DO THIS :: The listing below should be copied in full, word for word.

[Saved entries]

______

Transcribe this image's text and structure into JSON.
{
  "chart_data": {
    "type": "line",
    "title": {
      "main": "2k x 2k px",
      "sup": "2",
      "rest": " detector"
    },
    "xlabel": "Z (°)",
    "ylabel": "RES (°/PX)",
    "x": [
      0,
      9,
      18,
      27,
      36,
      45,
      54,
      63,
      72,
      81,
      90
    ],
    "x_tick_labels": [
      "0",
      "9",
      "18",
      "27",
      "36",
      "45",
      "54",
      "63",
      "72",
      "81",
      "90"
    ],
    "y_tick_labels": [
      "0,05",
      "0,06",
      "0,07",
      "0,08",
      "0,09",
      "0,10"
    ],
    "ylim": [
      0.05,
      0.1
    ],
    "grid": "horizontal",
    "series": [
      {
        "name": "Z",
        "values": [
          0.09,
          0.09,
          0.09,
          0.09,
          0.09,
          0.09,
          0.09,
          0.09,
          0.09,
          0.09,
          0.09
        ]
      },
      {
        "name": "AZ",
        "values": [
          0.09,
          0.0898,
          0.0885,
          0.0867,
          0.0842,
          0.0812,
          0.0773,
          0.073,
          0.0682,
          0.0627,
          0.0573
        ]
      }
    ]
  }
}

______

RESPONSE BELOW ::
Transcribe this image's text and structure into JSON.
{
  "chart_data": {
    "type": "line",
    "title": {
      "main": "2k x 2k px",
      "sup": "2",
      "rest": " detector"
    },
    "xlabel": "Z (°)",
    "ylabel": "RES (°/PX)",
    "x": [
      0,
      9,
      18,
      27,
      36,
      45,
      54,
      63,
      72,
      81,
      90
    ],
    "x_tick_labels": [
      "0",
      "9",
      "18",
      "27",
      "36",
      "45",
      "54",
      "63",
      "72",
      "81",
      "90"
    ],
    "y_tick_labels": [
      "0,05",
      "0,06",
      "0,07",
      "0,08",
      "0,09",
      "0,10"
    ],
    "ylim": [
      0.05,
      0.1
    ],
    "grid": "horizontal",
    "series": [
      {
        "name": "Z",
        "values": [
          0.09,
          0.09,
          0.09,
          0.09,
          0.09,
          0.09,
          0.09,
          0.09,
          0.09,
          0.09,
          0.09
        ]
      },
      {
        "name": "AZ",
        "values": [
          0.09,
          0.0898,
          0.0885,
          0.0867,
          0.0842,
          0.0812,
          0.0773,
          0.073,
          0.0682,
          0.0627,
          0.0573
        ]
      }
    ]
  }
}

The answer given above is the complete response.